## Data shown:
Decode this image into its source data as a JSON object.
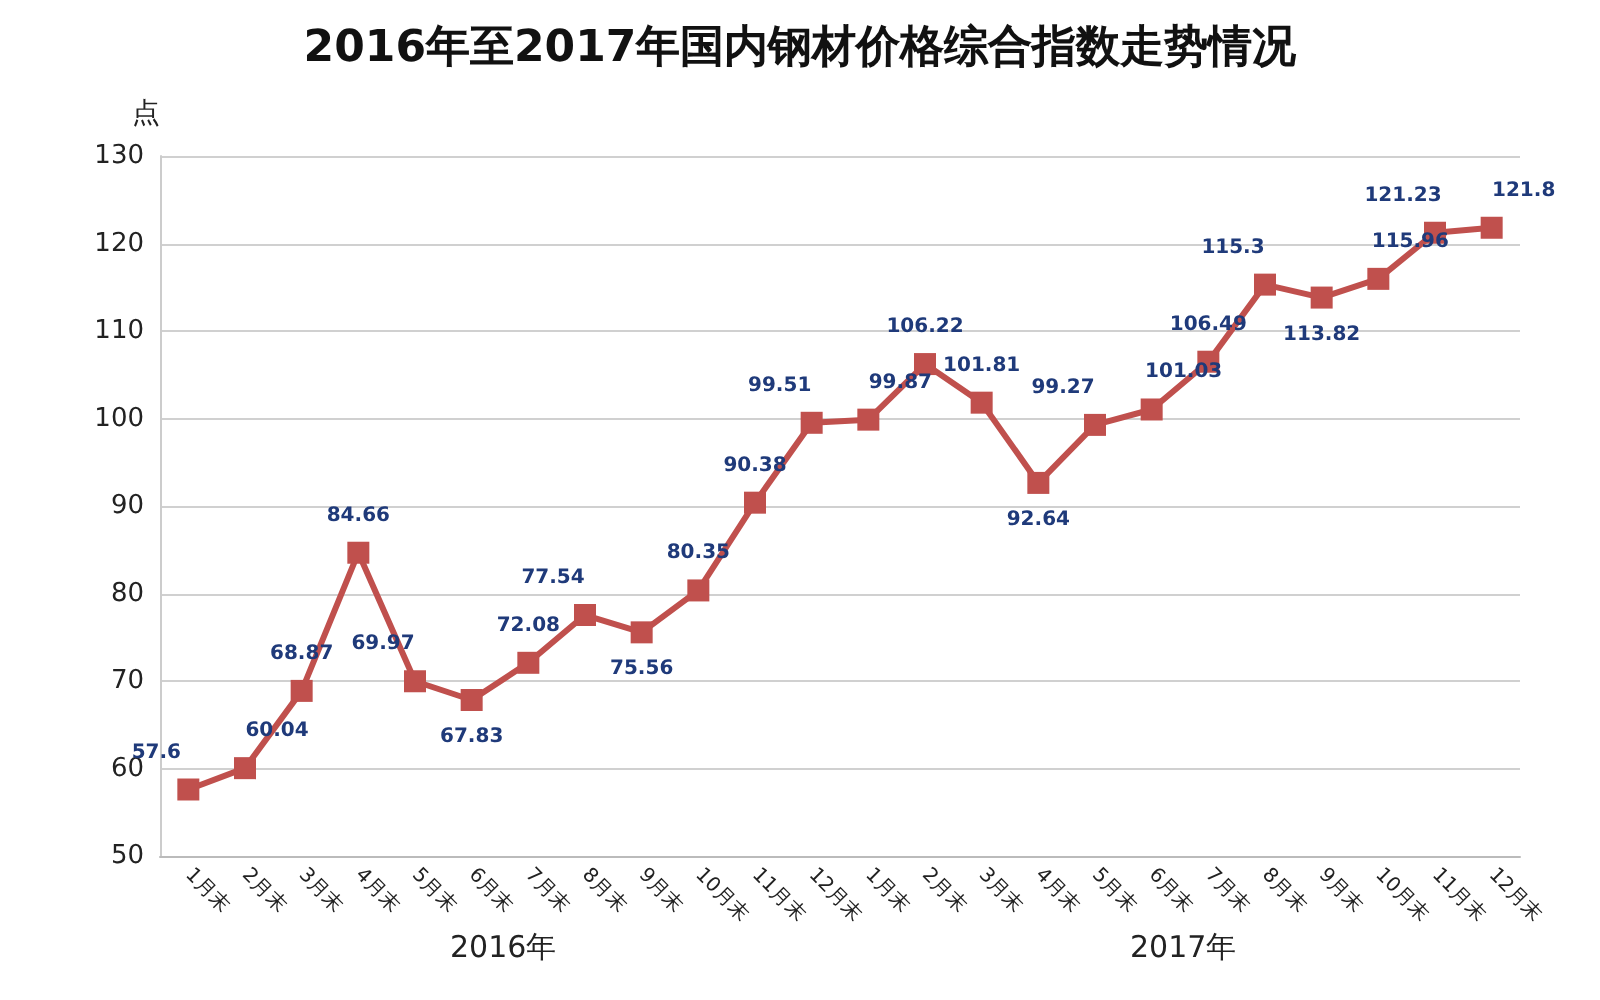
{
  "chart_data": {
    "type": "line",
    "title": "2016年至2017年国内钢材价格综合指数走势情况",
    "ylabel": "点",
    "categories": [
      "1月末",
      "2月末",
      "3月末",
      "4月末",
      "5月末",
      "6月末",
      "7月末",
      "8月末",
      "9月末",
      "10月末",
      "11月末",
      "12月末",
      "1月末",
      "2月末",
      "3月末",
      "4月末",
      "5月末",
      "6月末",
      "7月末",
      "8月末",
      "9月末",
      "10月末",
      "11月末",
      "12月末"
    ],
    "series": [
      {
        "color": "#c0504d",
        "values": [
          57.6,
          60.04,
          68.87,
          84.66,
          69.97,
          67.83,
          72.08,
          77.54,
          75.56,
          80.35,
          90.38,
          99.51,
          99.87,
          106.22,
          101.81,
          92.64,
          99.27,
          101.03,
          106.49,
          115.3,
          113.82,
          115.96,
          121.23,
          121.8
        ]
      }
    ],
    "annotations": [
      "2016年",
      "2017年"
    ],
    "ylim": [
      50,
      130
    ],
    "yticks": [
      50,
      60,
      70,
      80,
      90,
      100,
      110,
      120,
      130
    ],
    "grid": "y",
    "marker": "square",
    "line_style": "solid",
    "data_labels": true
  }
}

## What the exercise asks:
Can you retype every record above exactly, leaving out the pictures?

## Problem solution:
Decode this image into its source data as a JSON object.
{
  "chart_data": {
    "type": "line",
    "title": "2016年至2017年国内钢材价格综合指数走势情况",
    "ylabel": "点",
    "categories": [
      "1月末",
      "2月末",
      "3月末",
      "4月末",
      "5月末",
      "6月末",
      "7月末",
      "8月末",
      "9月末",
      "10月末",
      "11月末",
      "12月末",
      "1月末",
      "2月末",
      "3月末",
      "4月末",
      "5月末",
      "6月末",
      "7月末",
      "8月末",
      "9月末",
      "10月末",
      "11月末",
      "12月末"
    ],
    "series": [
      {
        "color": "#c0504d",
        "values": [
          57.6,
          60.04,
          68.87,
          84.66,
          69.97,
          67.83,
          72.08,
          77.54,
          75.56,
          80.35,
          90.38,
          99.51,
          99.87,
          106.22,
          101.81,
          92.64,
          99.27,
          101.03,
          106.49,
          115.3,
          113.82,
          115.96,
          121.23,
          121.8
        ]
      }
    ],
    "annotations": [
      "2016年",
      "2017年"
    ],
    "ylim": [
      50,
      130
    ],
    "yticks": [
      50,
      60,
      70,
      80,
      90,
      100,
      110,
      120,
      130
    ],
    "grid": "y",
    "marker": "square",
    "line_style": "solid",
    "data_labels": true
  }
}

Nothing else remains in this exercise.